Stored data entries
#####

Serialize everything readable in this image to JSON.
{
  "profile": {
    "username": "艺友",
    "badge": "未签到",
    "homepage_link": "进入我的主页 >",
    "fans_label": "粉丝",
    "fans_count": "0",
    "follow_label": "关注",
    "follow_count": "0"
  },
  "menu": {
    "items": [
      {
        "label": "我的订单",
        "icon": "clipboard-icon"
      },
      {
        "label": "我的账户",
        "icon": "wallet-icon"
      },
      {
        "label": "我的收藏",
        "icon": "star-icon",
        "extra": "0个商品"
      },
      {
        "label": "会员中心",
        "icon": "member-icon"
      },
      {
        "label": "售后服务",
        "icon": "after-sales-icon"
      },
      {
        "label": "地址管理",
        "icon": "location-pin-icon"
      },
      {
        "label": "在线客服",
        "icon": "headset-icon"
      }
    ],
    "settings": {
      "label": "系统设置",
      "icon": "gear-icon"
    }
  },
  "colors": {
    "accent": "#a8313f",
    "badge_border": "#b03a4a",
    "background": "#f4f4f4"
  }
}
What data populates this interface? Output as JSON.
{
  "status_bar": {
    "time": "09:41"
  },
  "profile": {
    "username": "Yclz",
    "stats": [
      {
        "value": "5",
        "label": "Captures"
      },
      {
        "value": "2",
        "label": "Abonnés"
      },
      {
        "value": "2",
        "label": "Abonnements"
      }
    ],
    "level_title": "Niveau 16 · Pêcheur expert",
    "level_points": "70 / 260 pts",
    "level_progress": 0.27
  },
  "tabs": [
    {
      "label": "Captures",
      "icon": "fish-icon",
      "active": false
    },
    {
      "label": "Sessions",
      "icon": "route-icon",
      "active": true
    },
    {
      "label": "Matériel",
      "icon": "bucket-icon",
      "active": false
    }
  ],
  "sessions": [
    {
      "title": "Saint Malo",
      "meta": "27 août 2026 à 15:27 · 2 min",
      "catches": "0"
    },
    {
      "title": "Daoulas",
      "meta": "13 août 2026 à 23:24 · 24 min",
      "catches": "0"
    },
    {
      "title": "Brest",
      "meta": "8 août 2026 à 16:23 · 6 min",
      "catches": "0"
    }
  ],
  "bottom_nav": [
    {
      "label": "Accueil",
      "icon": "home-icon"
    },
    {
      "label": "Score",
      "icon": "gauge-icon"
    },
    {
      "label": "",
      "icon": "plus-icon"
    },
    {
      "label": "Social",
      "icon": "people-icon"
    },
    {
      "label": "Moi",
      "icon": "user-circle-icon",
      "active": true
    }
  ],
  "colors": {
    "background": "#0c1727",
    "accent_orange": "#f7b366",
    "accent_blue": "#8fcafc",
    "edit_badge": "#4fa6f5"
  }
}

#####

Required task. Repeat the listing in full, keeping every line exactly as it is.

Result.
Serialize everything readable in this image to JSON.
{
  "profile": {
    "username": "艺友",
    "badge": "未签到",
    "homepage_link": "进入我的主页 >",
    "fans_label": "粉丝",
    "fans_count": "0",
    "follow_label": "关注",
    "follow_count": "0"
  },
  "menu": {
    "items": [
      {
        "label": "我的订单",
        "icon": "clipboard-icon"
      },
      {
        "label": "我的账户",
        "icon": "wallet-icon"
      },
      {
        "label": "我的收藏",
        "icon": "star-icon",
        "extra": "0个商品"
      },
      {
        "label": "会员中心",
        "icon": "member-icon"
      },
      {
        "label": "售后服务",
        "icon": "after-sales-icon"
      },
      {
        "label": "地址管理",
        "icon": "location-pin-icon"
      },
      {
        "label": "在线客服",
        "icon": "headset-icon"
      }
    ],
    "settings": {
      "label": "系统设置",
      "icon": "gear-icon"
    }
  },
  "colors": {
    "accent": "#a8313f",
    "badge_border": "#b03a4a",
    "background": "#f4f4f4"
  }
}
What data populates this interface? Output as JSON.
{
  "status_bar": {
    "time": "09:41"
  },
  "profile": {
    "username": "Yclz",
    "stats": [
      {
        "value": "5",
        "label": "Captures"
      },
      {
        "value": "2",
        "label": "Abonnés"
      },
      {
        "value": "2",
        "label": "Abonnements"
      }
    ],
    "level_title": "Niveau 16 · Pêcheur expert",
    "level_points": "70 / 260 pts",
    "level_progress": 0.27
  },
  "tabs": [
    {
      "label": "Captures",
      "icon": "fish-icon",
      "active": false
    },
    {
      "label": "Sessions",
      "icon": "route-icon",
      "active": true
    },
    {
      "label": "Matériel",
      "icon": "bucket-icon",
      "active": false
    }
  ],
  "sessions": [
    {
      "title": "Saint Malo",
      "meta": "27 août 2026 à 15:27 · 2 min",
      "catches": "0"
    },
    {
      "title": "Daoulas",
      "meta": "13 août 2026 à 23:24 · 24 min",
      "catches": "0"
    },
    {
      "title": "Brest",
      "meta": "8 août 2026 à 16:23 · 6 min",
      "catches": "0"
    }
  ],
  "bottom_nav": [
    {
      "label": "Accueil",
      "icon": "home-icon"
    },
    {
      "label": "Score",
      "icon": "gauge-icon"
    },
    {
      "label": "",
      "icon": "plus-icon"
    },
    {
      "label": "Social",
      "icon": "people-icon"
    },
    {
      "label": "Moi",
      "icon": "user-circle-icon",
      "active": true
    }
  ],
  "colors": {
    "background": "#0c1727",
    "accent_orange": "#f7b366",
    "accent_blue": "#8fcafc",
    "edit_badge": "#4fa6f5"
  }
}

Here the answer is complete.